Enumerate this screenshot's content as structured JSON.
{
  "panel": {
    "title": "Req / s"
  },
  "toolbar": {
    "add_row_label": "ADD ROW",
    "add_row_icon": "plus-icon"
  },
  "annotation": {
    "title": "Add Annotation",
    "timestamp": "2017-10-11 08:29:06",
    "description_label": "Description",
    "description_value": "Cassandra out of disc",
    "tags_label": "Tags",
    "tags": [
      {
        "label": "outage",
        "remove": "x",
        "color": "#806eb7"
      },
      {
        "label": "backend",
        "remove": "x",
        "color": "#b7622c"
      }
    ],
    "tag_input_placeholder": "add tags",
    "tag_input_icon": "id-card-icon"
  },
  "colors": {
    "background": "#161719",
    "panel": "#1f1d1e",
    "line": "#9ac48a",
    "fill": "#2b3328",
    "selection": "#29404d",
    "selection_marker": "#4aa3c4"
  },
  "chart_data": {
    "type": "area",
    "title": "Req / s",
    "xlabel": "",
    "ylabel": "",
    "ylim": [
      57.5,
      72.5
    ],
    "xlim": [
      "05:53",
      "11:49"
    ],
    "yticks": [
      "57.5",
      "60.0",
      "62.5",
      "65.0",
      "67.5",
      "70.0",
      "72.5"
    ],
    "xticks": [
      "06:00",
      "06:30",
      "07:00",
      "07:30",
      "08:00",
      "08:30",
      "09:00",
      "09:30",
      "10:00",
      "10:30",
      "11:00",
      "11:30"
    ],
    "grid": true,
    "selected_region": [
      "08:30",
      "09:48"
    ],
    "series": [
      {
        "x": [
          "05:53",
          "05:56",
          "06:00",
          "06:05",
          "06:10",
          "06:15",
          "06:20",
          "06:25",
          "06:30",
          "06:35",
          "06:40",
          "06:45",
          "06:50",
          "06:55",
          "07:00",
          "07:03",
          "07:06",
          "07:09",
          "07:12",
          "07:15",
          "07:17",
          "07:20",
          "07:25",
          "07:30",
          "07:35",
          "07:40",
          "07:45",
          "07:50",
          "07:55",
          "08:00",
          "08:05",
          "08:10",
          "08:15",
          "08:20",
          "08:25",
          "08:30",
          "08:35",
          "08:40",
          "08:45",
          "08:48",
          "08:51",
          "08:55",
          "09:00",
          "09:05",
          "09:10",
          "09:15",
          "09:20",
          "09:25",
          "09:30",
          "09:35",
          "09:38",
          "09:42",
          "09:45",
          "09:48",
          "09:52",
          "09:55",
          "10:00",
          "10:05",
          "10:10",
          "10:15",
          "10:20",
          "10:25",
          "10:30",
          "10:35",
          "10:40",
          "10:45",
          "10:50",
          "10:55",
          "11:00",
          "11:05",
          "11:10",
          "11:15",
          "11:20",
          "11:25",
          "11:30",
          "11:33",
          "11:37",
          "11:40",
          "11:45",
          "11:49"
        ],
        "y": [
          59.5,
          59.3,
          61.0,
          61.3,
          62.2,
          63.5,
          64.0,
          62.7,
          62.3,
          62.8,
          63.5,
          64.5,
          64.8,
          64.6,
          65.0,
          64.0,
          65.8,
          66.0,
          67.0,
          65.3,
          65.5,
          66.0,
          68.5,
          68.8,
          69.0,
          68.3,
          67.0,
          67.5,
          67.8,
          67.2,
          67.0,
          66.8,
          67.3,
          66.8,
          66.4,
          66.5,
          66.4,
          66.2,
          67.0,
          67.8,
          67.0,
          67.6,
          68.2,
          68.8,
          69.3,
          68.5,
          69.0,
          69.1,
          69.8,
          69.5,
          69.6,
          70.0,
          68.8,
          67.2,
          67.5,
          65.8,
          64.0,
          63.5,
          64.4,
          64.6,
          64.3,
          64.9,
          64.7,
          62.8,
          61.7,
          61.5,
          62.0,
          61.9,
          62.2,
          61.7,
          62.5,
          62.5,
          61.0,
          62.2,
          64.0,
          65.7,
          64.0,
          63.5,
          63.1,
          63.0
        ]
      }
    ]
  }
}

---+---

WHAT IS EXPECTED:
Write out all the entries exactly.

WORKED ANSWER:
Enumerate this screenshot's content as structured JSON.
{
  "panel": {
    "title": "Req / s"
  },
  "toolbar": {
    "add_row_label": "ADD ROW",
    "add_row_icon": "plus-icon"
  },
  "annotation": {
    "title": "Add Annotation",
    "timestamp": "2017-10-11 08:29:06",
    "description_label": "Description",
    "description_value": "Cassandra out of disc",
    "tags_label": "Tags",
    "tags": [
      {
        "label": "outage",
        "remove": "x",
        "color": "#806eb7"
      },
      {
        "label": "backend",
        "remove": "x",
        "color": "#b7622c"
      }
    ],
    "tag_input_placeholder": "add tags",
    "tag_input_icon": "id-card-icon"
  },
  "colors": {
    "background": "#161719",
    "panel": "#1f1d1e",
    "line": "#9ac48a",
    "fill": "#2b3328",
    "selection": "#29404d",
    "selection_marker": "#4aa3c4"
  },
  "chart_data": {
    "type": "area",
    "title": "Req / s",
    "xlabel": "",
    "ylabel": "",
    "ylim": [
      57.5,
      72.5
    ],
    "xlim": [
      "05:53",
      "11:49"
    ],
    "yticks": [
      "57.5",
      "60.0",
      "62.5",
      "65.0",
      "67.5",
      "70.0",
      "72.5"
    ],
    "xticks": [
      "06:00",
      "06:30",
      "07:00",
      "07:30",
      "08:00",
      "08:30",
      "09:00",
      "09:30",
      "10:00",
      "10:30",
      "11:00",
      "11:30"
    ],
    "grid": true,
    "selected_region": [
      "08:30",
      "09:48"
    ],
    "series": [
      {
        "x": [
          "05:53",
          "05:56",
          "06:00",
          "06:05",
          "06:10",
          "06:15",
          "06:20",
          "06:25",
          "06:30",
          "06:35",
          "06:40",
          "06:45",
          "06:50",
          "06:55",
          "07:00",
          "07:03",
          "07:06",
          "07:09",
          "07:12",
          "07:15",
          "07:17",
          "07:20",
          "07:25",
          "07:30",
          "07:35",
          "07:40",
          "07:45",
          "07:50",
          "07:55",
          "08:00",
          "08:05",
          "08:10",
          "08:15",
          "08:20",
          "08:25",
          "08:30",
          "08:35",
          "08:40",
          "08:45",
          "08:48",
          "08:51",
          "08:55",
          "09:00",
          "09:05",
          "09:10",
          "09:15",
          "09:20",
          "09:25",
          "09:30",
          "09:35",
          "09:38",
          "09:42",
          "09:45",
          "09:48",
          "09:52",
          "09:55",
          "10:00",
          "10:05",
          "10:10",
          "10:15",
          "10:20",
          "10:25",
          "10:30",
          "10:35",
          "10:40",
          "10:45",
          "10:50",
          "10:55",
          "11:00",
          "11:05",
          "11:10",
          "11:15",
          "11:20",
          "11:25",
          "11:30",
          "11:33",
          "11:37",
          "11:40",
          "11:45",
          "11:49"
        ],
        "y": [
          59.5,
          59.3,
          61.0,
          61.3,
          62.2,
          63.5,
          64.0,
          62.7,
          62.3,
          62.8,
          63.5,
          64.5,
          64.8,
          64.6,
          65.0,
          64.0,
          65.8,
          66.0,
          67.0,
          65.3,
          65.5,
          66.0,
          68.5,
          68.8,
          69.0,
          68.3,
          67.0,
          67.5,
          67.8,
          67.2,
          67.0,
          66.8,
          67.3,
          66.8,
          66.4,
          66.5,
          66.4,
          66.2,
          67.0,
          67.8,
          67.0,
          67.6,
          68.2,
          68.8,
          69.3,
          68.5,
          69.0,
          69.1,
          69.8,
          69.5,
          69.6,
          70.0,
          68.8,
          67.2,
          67.5,
          65.8,
          64.0,
          63.5,
          64.4,
          64.6,
          64.3,
          64.9,
          64.7,
          62.8,
          61.7,
          61.5,
          62.0,
          61.9,
          62.2,
          61.7,
          62.5,
          62.5,
          61.0,
          62.2,
          64.0,
          65.7,
          64.0,
          63.5,
          63.1,
          63.0
        ]
      }
    ]
  }
}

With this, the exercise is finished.